### YOUR OBJECTIVE:
Find the lines that include the string "JSON" and report how many there are. Give no other text.

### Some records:
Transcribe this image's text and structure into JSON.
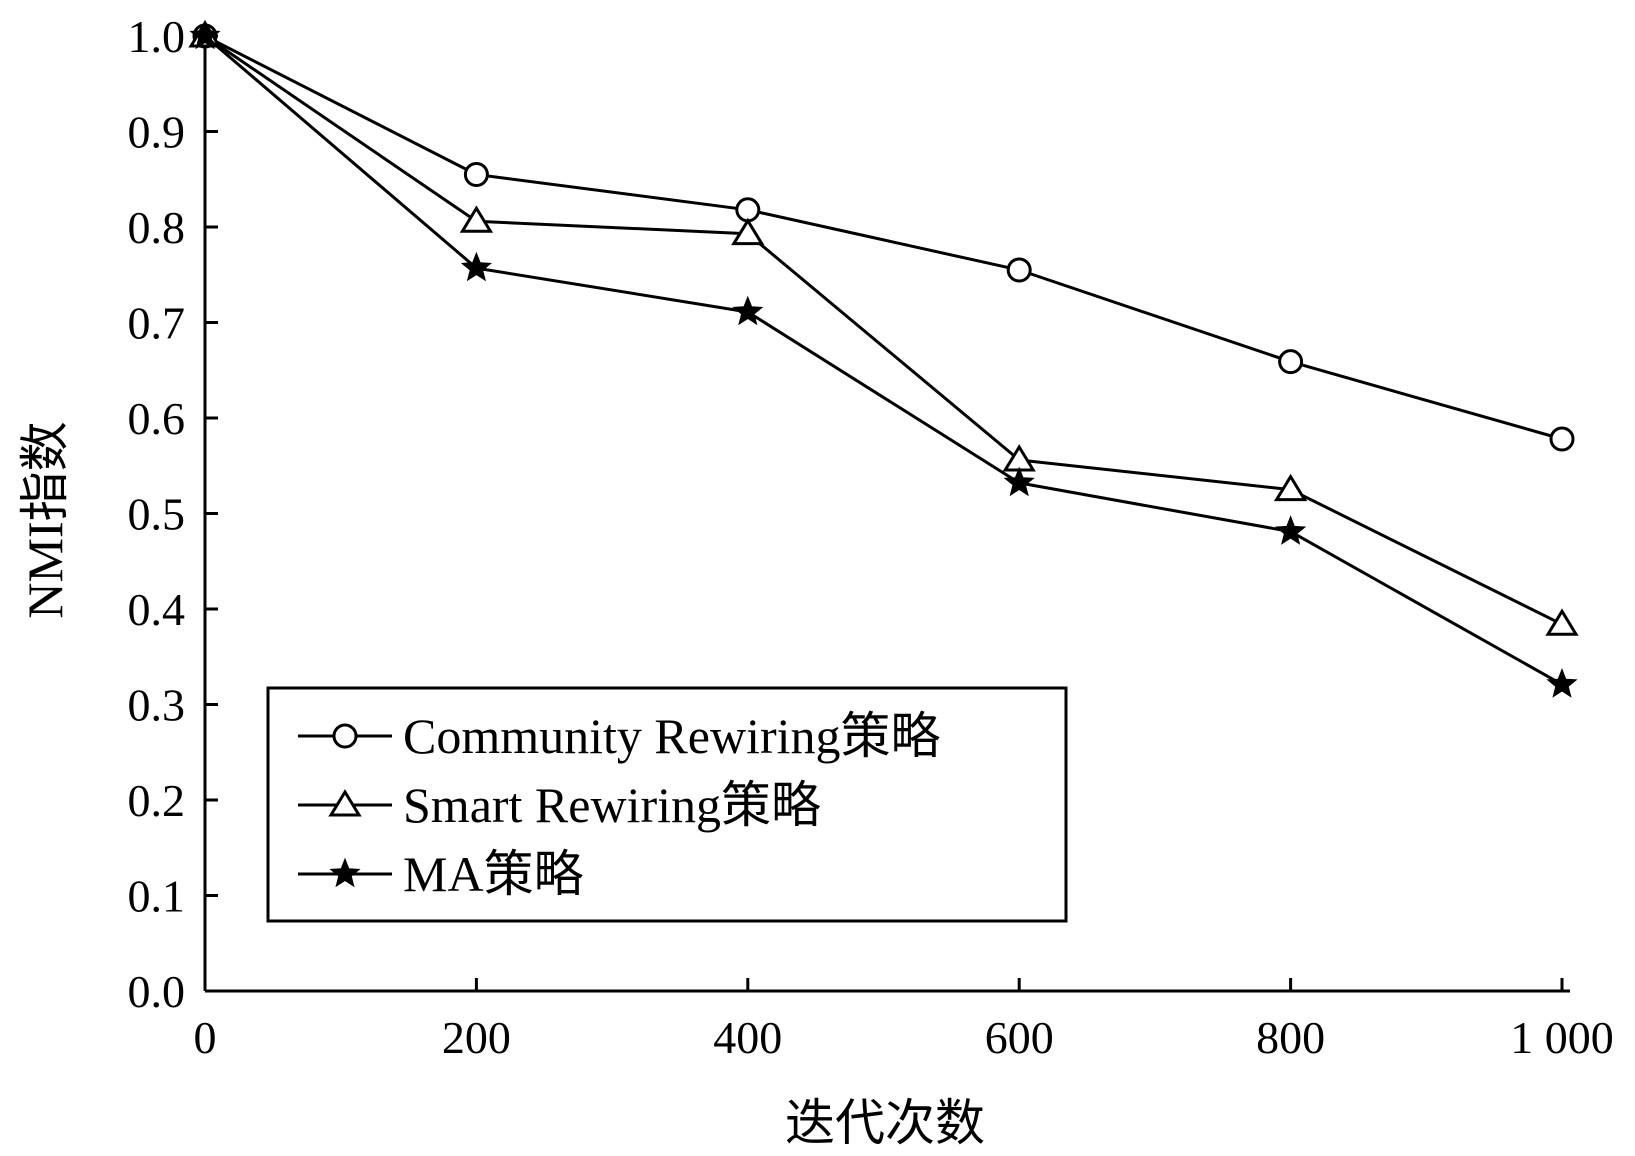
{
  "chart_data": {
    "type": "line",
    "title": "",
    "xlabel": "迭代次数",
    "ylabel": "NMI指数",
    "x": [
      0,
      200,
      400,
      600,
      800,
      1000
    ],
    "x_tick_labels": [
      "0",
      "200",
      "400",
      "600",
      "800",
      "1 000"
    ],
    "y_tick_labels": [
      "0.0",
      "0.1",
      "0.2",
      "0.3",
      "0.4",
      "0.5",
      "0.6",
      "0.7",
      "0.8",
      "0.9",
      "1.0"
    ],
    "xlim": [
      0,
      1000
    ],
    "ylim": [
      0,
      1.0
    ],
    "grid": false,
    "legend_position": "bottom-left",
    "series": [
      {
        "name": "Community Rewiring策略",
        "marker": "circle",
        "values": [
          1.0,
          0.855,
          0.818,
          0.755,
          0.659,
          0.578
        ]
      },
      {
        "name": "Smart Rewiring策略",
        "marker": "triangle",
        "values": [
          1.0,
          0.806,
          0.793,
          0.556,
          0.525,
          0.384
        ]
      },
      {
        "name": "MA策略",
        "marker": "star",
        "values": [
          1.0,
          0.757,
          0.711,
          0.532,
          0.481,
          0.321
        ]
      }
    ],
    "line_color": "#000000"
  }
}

* * *

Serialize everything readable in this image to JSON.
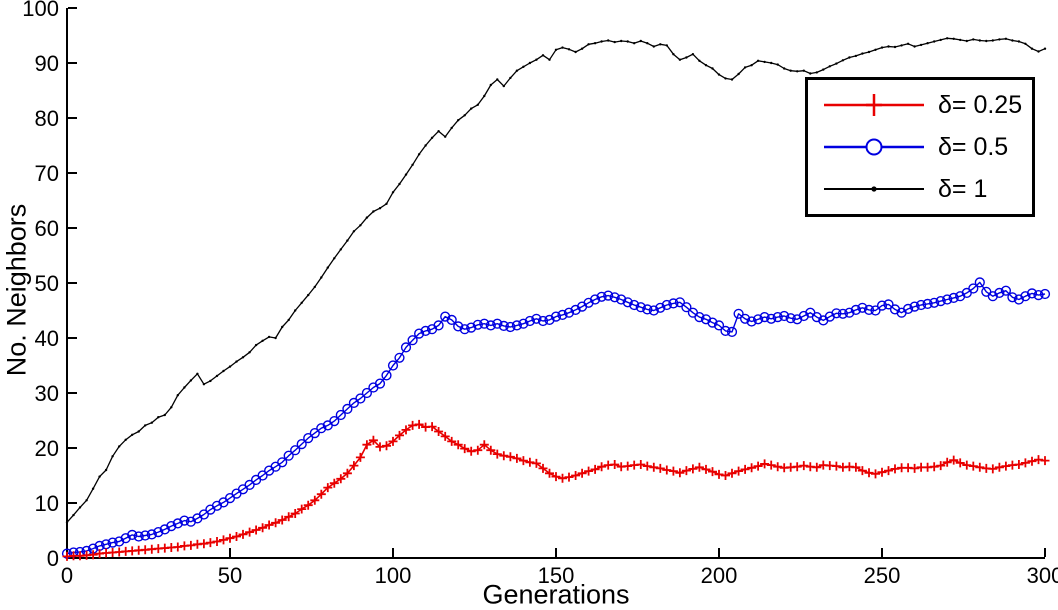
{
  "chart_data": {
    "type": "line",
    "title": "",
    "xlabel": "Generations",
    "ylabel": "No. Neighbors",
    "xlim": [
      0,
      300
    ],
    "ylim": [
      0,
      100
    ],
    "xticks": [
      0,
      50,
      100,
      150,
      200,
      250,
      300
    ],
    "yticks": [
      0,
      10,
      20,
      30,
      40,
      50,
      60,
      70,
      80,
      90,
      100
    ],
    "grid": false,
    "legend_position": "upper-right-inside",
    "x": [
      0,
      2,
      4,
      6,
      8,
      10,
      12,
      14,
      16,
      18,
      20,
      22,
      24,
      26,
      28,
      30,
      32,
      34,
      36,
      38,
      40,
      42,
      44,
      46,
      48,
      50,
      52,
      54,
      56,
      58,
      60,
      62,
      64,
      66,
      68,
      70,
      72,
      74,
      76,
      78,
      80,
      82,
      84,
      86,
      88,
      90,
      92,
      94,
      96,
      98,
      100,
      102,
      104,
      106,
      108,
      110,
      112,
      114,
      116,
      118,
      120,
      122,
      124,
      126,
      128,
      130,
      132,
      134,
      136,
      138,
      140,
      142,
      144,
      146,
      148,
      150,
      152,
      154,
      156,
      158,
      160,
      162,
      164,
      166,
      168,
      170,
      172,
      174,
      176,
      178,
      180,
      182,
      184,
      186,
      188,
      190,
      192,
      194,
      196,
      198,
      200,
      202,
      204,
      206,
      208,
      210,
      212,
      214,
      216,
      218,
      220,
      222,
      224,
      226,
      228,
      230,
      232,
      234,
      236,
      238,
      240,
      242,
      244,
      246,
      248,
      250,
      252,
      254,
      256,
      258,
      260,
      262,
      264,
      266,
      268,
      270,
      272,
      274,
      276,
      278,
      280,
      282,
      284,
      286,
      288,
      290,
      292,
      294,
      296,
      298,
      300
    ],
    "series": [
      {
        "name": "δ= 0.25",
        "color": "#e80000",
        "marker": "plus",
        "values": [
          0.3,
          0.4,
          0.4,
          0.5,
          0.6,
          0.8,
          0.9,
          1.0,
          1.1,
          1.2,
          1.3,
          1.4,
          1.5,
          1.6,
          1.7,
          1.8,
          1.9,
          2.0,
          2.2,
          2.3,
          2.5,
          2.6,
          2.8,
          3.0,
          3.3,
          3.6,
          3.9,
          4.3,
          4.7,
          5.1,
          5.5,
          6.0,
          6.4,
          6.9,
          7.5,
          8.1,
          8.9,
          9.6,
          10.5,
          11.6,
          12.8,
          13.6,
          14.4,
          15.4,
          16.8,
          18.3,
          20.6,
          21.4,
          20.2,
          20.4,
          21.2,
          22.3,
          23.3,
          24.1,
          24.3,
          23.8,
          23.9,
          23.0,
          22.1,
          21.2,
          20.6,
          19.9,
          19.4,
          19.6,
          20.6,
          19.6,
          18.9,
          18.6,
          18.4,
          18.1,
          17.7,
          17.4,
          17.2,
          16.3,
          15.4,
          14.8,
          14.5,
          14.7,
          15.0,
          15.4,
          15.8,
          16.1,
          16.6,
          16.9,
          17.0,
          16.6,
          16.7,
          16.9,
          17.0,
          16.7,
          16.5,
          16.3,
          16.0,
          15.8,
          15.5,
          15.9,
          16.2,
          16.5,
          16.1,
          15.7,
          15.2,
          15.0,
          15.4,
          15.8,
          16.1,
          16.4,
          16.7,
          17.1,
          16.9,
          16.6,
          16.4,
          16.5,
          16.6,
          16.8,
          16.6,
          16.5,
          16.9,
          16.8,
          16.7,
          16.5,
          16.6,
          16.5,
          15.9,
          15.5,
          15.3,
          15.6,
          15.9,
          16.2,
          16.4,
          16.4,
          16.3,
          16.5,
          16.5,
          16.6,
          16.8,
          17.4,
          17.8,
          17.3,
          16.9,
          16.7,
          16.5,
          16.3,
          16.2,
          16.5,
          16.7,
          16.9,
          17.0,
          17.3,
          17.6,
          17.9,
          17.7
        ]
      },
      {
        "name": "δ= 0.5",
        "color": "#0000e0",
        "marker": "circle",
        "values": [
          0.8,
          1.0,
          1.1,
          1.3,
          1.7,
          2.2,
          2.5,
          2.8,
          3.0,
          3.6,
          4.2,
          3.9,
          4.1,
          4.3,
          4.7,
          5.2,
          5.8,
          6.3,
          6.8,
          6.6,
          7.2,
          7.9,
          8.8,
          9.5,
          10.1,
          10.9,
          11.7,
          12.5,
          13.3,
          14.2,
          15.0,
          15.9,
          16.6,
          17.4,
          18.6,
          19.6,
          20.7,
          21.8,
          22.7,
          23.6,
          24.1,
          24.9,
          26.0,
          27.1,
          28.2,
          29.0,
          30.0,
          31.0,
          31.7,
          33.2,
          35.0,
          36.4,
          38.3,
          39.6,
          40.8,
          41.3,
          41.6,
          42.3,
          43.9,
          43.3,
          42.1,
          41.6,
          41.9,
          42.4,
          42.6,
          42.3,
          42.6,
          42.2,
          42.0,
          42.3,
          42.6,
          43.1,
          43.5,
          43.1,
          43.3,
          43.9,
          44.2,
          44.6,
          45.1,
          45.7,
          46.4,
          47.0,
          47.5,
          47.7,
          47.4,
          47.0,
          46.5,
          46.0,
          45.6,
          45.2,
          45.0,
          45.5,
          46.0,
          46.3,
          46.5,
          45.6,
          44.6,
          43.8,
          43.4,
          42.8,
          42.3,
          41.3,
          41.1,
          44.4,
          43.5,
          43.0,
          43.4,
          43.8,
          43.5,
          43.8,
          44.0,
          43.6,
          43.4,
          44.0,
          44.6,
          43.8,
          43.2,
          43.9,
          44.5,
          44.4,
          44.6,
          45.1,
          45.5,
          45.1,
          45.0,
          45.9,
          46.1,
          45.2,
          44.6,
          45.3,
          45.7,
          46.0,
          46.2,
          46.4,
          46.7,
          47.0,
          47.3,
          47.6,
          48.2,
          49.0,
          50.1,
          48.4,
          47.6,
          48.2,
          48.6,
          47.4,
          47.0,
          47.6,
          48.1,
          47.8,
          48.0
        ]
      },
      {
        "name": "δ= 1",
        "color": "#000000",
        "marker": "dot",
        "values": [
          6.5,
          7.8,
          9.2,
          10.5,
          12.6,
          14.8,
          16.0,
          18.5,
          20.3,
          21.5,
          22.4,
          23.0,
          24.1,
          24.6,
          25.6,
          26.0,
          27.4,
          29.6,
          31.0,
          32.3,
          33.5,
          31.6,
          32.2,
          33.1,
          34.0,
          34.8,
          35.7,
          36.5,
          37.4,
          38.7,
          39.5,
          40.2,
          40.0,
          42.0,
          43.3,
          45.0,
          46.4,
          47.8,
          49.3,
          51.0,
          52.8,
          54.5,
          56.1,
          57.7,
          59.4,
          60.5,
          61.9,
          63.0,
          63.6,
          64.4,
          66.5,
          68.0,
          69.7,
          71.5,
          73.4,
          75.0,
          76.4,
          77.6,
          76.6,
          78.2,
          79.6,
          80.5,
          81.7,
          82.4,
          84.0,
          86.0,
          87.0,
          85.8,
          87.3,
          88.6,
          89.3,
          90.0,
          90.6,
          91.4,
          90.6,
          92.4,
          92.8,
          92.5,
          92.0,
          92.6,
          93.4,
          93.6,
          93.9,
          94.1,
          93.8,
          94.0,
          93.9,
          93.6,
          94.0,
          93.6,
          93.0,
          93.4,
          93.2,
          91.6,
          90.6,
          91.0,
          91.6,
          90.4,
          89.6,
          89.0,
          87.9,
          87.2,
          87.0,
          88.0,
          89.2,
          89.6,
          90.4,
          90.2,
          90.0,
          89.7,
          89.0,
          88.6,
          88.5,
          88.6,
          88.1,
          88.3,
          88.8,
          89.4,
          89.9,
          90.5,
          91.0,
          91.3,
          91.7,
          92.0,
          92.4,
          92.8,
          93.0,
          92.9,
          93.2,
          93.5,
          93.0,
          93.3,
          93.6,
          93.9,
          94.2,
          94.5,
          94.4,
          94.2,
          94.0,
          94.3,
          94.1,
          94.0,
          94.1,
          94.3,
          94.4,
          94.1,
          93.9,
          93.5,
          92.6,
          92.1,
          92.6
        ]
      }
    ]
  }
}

### OUTPUT OF THE EXERCISE:
2